Source records

· · ·

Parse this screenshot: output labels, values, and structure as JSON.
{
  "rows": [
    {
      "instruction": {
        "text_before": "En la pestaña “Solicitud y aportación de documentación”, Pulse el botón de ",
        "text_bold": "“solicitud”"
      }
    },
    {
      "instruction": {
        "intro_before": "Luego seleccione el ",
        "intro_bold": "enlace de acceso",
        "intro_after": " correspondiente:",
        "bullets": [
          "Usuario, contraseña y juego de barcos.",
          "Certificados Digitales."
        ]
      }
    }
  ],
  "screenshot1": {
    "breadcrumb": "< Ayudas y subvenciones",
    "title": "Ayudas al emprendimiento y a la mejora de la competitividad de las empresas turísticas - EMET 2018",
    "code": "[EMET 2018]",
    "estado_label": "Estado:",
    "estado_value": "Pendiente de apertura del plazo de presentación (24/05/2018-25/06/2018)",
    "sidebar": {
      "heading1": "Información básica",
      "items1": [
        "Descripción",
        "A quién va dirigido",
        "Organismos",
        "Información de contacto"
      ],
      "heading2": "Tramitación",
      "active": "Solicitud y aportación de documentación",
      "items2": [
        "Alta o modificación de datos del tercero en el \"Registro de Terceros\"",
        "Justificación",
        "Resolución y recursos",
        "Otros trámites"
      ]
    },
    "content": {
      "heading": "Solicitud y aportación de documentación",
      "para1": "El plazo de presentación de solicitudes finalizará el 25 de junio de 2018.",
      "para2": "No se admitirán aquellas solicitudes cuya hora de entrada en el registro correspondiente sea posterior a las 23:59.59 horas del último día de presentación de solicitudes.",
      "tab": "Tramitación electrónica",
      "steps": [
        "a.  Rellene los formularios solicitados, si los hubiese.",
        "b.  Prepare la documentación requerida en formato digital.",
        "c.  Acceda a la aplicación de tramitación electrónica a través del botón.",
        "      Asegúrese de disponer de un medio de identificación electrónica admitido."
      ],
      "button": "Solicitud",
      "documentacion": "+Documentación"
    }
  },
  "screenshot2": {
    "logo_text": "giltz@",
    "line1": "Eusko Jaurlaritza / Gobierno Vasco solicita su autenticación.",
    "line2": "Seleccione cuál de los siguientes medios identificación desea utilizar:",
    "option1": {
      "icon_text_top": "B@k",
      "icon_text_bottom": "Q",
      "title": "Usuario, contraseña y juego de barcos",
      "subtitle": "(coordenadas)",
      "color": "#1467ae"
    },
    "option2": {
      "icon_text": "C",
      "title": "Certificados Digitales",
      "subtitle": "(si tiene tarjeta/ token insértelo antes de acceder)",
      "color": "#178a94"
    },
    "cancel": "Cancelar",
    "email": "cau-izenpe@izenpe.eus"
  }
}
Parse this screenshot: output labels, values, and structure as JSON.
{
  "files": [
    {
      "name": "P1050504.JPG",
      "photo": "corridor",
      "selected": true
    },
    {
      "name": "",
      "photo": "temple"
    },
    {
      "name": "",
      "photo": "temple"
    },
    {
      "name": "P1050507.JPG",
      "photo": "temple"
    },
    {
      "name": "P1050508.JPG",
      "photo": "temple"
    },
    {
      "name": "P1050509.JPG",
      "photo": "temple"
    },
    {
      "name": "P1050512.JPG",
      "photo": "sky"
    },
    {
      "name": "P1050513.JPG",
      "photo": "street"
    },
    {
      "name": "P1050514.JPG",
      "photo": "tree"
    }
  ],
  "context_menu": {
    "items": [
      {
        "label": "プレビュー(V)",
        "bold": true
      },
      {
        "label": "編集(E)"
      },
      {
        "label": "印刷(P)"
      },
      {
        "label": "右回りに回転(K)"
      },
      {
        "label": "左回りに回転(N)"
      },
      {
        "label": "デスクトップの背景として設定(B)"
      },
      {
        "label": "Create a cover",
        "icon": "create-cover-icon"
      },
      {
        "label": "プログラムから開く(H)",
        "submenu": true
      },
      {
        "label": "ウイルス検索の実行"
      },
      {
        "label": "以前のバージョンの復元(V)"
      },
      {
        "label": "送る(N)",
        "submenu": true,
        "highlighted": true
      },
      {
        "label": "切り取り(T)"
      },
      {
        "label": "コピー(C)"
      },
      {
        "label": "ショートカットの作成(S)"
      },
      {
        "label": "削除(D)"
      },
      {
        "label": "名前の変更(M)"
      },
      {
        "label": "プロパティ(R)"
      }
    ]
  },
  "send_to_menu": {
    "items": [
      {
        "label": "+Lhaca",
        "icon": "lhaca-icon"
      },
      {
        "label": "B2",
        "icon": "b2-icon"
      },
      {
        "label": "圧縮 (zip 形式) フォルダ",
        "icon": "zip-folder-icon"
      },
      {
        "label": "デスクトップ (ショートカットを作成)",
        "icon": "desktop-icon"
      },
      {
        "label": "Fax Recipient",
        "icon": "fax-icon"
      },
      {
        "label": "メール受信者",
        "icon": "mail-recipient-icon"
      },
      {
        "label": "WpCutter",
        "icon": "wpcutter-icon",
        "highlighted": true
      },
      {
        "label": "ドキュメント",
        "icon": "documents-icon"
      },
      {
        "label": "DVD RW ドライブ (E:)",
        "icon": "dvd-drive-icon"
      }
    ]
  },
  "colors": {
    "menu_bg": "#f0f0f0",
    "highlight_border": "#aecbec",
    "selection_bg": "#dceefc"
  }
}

· · ·

### PROMPT
Extract the whole listing, character for character.

### REPLY TO THE TASK
Parse this screenshot: output labels, values, and structure as JSON.
{
  "rows": [
    {
      "instruction": {
        "text_before": "En la pestaña “Solicitud y aportación de documentación”, Pulse el botón de ",
        "text_bold": "“solicitud”"
      }
    },
    {
      "instruction": {
        "intro_before": "Luego seleccione el ",
        "intro_bold": "enlace de acceso",
        "intro_after": " correspondiente:",
        "bullets": [
          "Usuario, contraseña y juego de barcos.",
          "Certificados Digitales."
        ]
      }
    }
  ],
  "screenshot1": {
    "breadcrumb": "< Ayudas y subvenciones",
    "title": "Ayudas al emprendimiento y a la mejora de la competitividad de las empresas turísticas - EMET 2018",
    "code": "[EMET 2018]",
    "estado_label": "Estado:",
    "estado_value": "Pendiente de apertura del plazo de presentación (24/05/2018-25/06/2018)",
    "sidebar": {
      "heading1": "Información básica",
      "items1": [
        "Descripción",
        "A quién va dirigido",
        "Organismos",
        "Información de contacto"
      ],
      "heading2": "Tramitación",
      "active": "Solicitud y aportación de documentación",
      "items2": [
        "Alta o modificación de datos del tercero en el \"Registro de Terceros\"",
        "Justificación",
        "Resolución y recursos",
        "Otros trámites"
      ]
    },
    "content": {
      "heading": "Solicitud y aportación de documentación",
      "para1": "El plazo de presentación de solicitudes finalizará el 25 de junio de 2018.",
      "para2": "No se admitirán aquellas solicitudes cuya hora de entrada en el registro correspondiente sea posterior a las 23:59.59 horas del último día de presentación de solicitudes.",
      "tab": "Tramitación electrónica",
      "steps": [
        "a.  Rellene los formularios solicitados, si los hubiese.",
        "b.  Prepare la documentación requerida en formato digital.",
        "c.  Acceda a la aplicación de tramitación electrónica a través del botón.",
        "      Asegúrese de disponer de un medio de identificación electrónica admitido."
      ],
      "button": "Solicitud",
      "documentacion": "+Documentación"
    }
  },
  "screenshot2": {
    "logo_text": "giltz@",
    "line1": "Eusko Jaurlaritza / Gobierno Vasco solicita su autenticación.",
    "line2": "Seleccione cuál de los siguientes medios identificación desea utilizar:",
    "option1": {
      "icon_text_top": "B@k",
      "icon_text_bottom": "Q",
      "title": "Usuario, contraseña y juego de barcos",
      "subtitle": "(coordenadas)",
      "color": "#1467ae"
    },
    "option2": {
      "icon_text": "C",
      "title": "Certificados Digitales",
      "subtitle": "(si tiene tarjeta/ token insértelo antes de acceder)",
      "color": "#178a94"
    },
    "cancel": "Cancelar",
    "email": "cau-izenpe@izenpe.eus"
  }
}
Parse this screenshot: output labels, values, and structure as JSON.
{
  "files": [
    {
      "name": "P1050504.JPG",
      "photo": "corridor",
      "selected": true
    },
    {
      "name": "",
      "photo": "temple"
    },
    {
      "name": "",
      "photo": "temple"
    },
    {
      "name": "P1050507.JPG",
      "photo": "temple"
    },
    {
      "name": "P1050508.JPG",
      "photo": "temple"
    },
    {
      "name": "P1050509.JPG",
      "photo": "temple"
    },
    {
      "name": "P1050512.JPG",
      "photo": "sky"
    },
    {
      "name": "P1050513.JPG",
      "photo": "street"
    },
    {
      "name": "P1050514.JPG",
      "photo": "tree"
    }
  ],
  "context_menu": {
    "items": [
      {
        "label": "プレビュー(V)",
        "bold": true
      },
      {
        "label": "編集(E)"
      },
      {
        "label": "印刷(P)"
      },
      {
        "label": "右回りに回転(K)"
      },
      {
        "label": "左回りに回転(N)"
      },
      {
        "label": "デスクトップの背景として設定(B)"
      },
      {
        "label": "Create a cover",
        "icon": "create-cover-icon"
      },
      {
        "label": "プログラムから開く(H)",
        "submenu": true
      },
      {
        "label": "ウイルス検索の実行"
      },
      {
        "label": "以前のバージョンの復元(V)"
      },
      {
        "label": "送る(N)",
        "submenu": true,
        "highlighted": true
      },
      {
        "label": "切り取り(T)"
      },
      {
        "label": "コピー(C)"
      },
      {
        "label": "ショートカットの作成(S)"
      },
      {
        "label": "削除(D)"
      },
      {
        "label": "名前の変更(M)"
      },
      {
        "label": "プロパティ(R)"
      }
    ]
  },
  "send_to_menu": {
    "items": [
      {
        "label": "+Lhaca",
        "icon": "lhaca-icon"
      },
      {
        "label": "B2",
        "icon": "b2-icon"
      },
      {
        "label": "圧縮 (zip 形式) フォルダ",
        "icon": "zip-folder-icon"
      },
      {
        "label": "デスクトップ (ショートカットを作成)",
        "icon": "desktop-icon"
      },
      {
        "label": "Fax Recipient",
        "icon": "fax-icon"
      },
      {
        "label": "メール受信者",
        "icon": "mail-recipient-icon"
      },
      {
        "label": "WpCutter",
        "icon": "wpcutter-icon",
        "highlighted": true
      },
      {
        "label": "ドキュメント",
        "icon": "documents-icon"
      },
      {
        "label": "DVD RW ドライブ (E:)",
        "icon": "dvd-drive-icon"
      }
    ]
  },
  "colors": {
    "menu_bg": "#f0f0f0",
    "highlight_border": "#aecbec",
    "selection_bg": "#dceefc"
  }
}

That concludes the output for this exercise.